::: Data shown

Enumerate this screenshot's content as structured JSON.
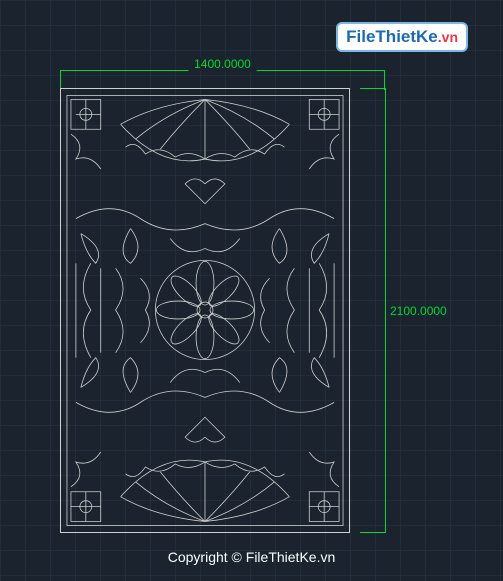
{
  "watermark": {
    "main": "FileThietKe",
    "suffix": ".vn"
  },
  "dimensions": {
    "width_label": "1400.0000",
    "height_label": "2100.0000"
  },
  "colors": {
    "dimension": "#00d930",
    "background": "#1a232e",
    "drawing_stroke": "#d0d0d0"
  },
  "copyright": "Copyright © FileThietKe.vn",
  "drawing": {
    "type": "decorative-cnc-panel",
    "width_mm": 1400,
    "height_mm": 2100
  }
}
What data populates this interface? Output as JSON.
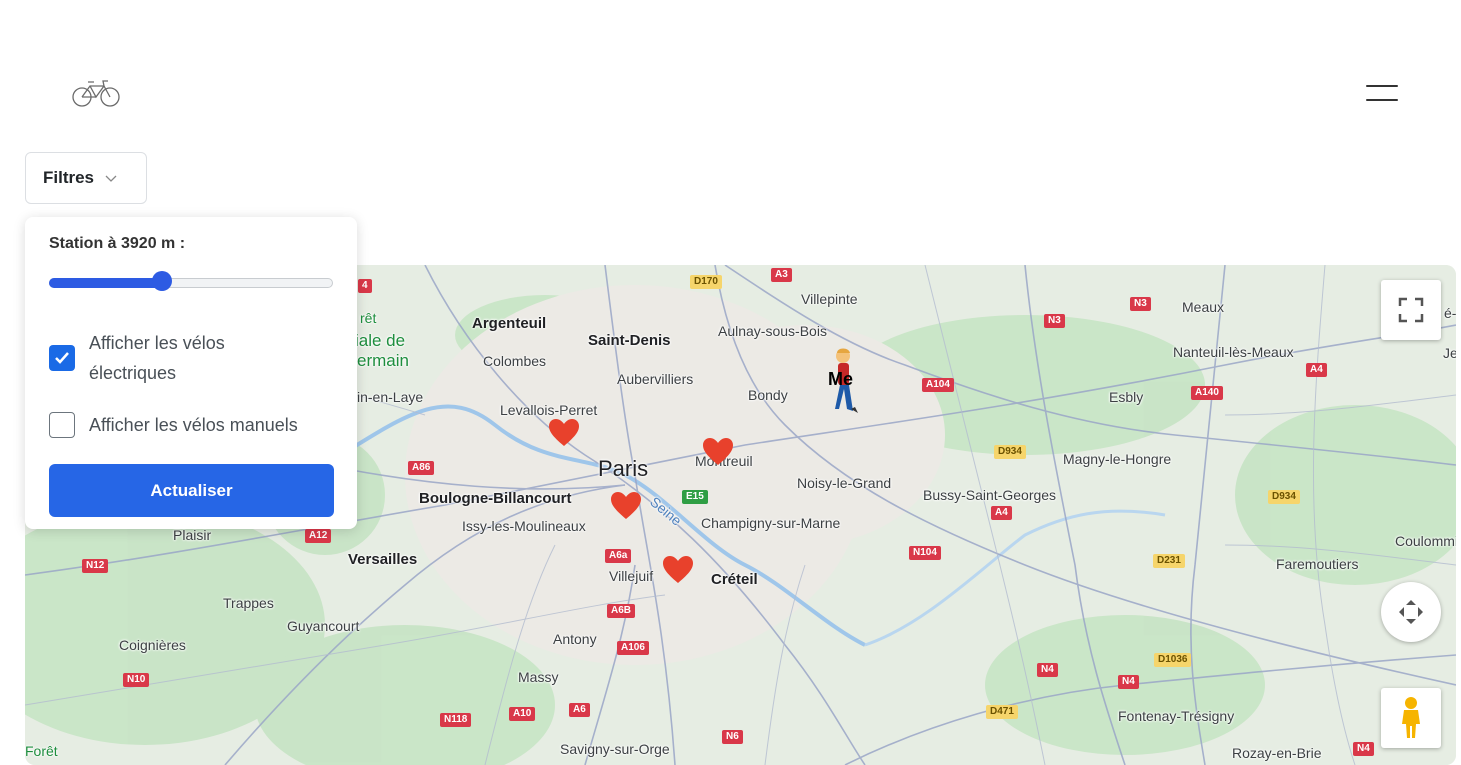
{
  "header": {
    "logo_icon": "bicycle-icon",
    "menu_icon": "hamburger-menu-icon"
  },
  "filters": {
    "button_label": "Filtres",
    "station_label": "Station à 3920 m :",
    "slider_value_fraction": 0.4,
    "checkboxes": [
      {
        "label": "Afficher les vélos électriques",
        "checked": true
      },
      {
        "label": "Afficher les vélos manuels",
        "checked": false
      }
    ],
    "update_label": "Actualiser"
  },
  "map": {
    "places": {
      "villepinte": "Villepinte",
      "argenteuil": "Argenteuil",
      "saint_denis": "Saint-Denis",
      "aulnay": "Aulnay-sous-Bois",
      "colombes": "Colombes",
      "aubervilliers": "Aubervilliers",
      "bondy": "Bondy",
      "levallois": "Levallois-Perret",
      "paris": "Paris",
      "montreuil": "Montreuil",
      "noisy": "Noisy-le-Grand",
      "boulogne": "Boulogne-Billancourt",
      "issy": "Issy-les-Moulineaux",
      "champigny": "Champigny-sur-Marne",
      "versailles": "Versailles",
      "villejuif": "Villejuif",
      "creteil": "Créteil",
      "plaisir": "Plaisir",
      "trappes": "Trappes",
      "guyancourt": "Guyancourt",
      "coignieres": "Coignières",
      "antony": "Antony",
      "massy": "Massy",
      "savigny": "Savigny-sur-Orge",
      "meaux": "Meaux",
      "nanteuil": "Nanteuil-lès-Meaux",
      "esbly": "Esbly",
      "magny": "Magny-le-Hongre",
      "bussy": "Bussy-Saint-Georges",
      "coulommiers": "Coulommie",
      "faremoutiers": "Faremoutiers",
      "fontenay": "Fontenay-Trésigny",
      "rozay": "Rozay-en-Brie",
      "laye": "in-en-Laye",
      "foret_1": "rêt",
      "foret_2": "iale de",
      "foret_3": "ermain",
      "seine": "Seine",
      "foret_bottom": "Forêt",
      "right_edge_1": "é-",
      "right_edge_2": "Je"
    },
    "roads": {
      "d170": "D170",
      "a3": "A3",
      "n3a": "N3",
      "n3b": "N3",
      "a4": "A4",
      "a104": "A104",
      "a140": "A140",
      "d934a": "D934",
      "d934b": "D934",
      "a4b": "A4",
      "a86": "A86",
      "e15": "E15",
      "n104": "N104",
      "d231": "D231",
      "a12": "A12",
      "n12": "N12",
      "a6a": "A6a",
      "a6b": "A6B",
      "a106": "A106",
      "n10": "N10",
      "n118": "N118",
      "a10": "A10",
      "a6": "A6",
      "n6": "N6",
      "n4a": "N4",
      "n4b": "N4",
      "d1036": "D1036",
      "d471": "D471",
      "n4c": "N4",
      "a4left": "4"
    },
    "me_label": "Me",
    "marker_icon": "heart-icon",
    "controls": {
      "fullscreen": "fullscreen-icon",
      "camera": "camera-control-icon",
      "pegman": "pegman-icon"
    }
  }
}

::::::

**Directions**
Locate the word "icon" in the entries, and copy every line where it is found.

**Output**
    "logo_icon": "bicycle-icon",
    "menu_icon": "hamburger-menu-icon"
    "marker_icon": "heart-icon",
      "fullscreen": "fullscreen-icon",
      "camera": "camera-control-icon",
      "pegman": "pegman-icon"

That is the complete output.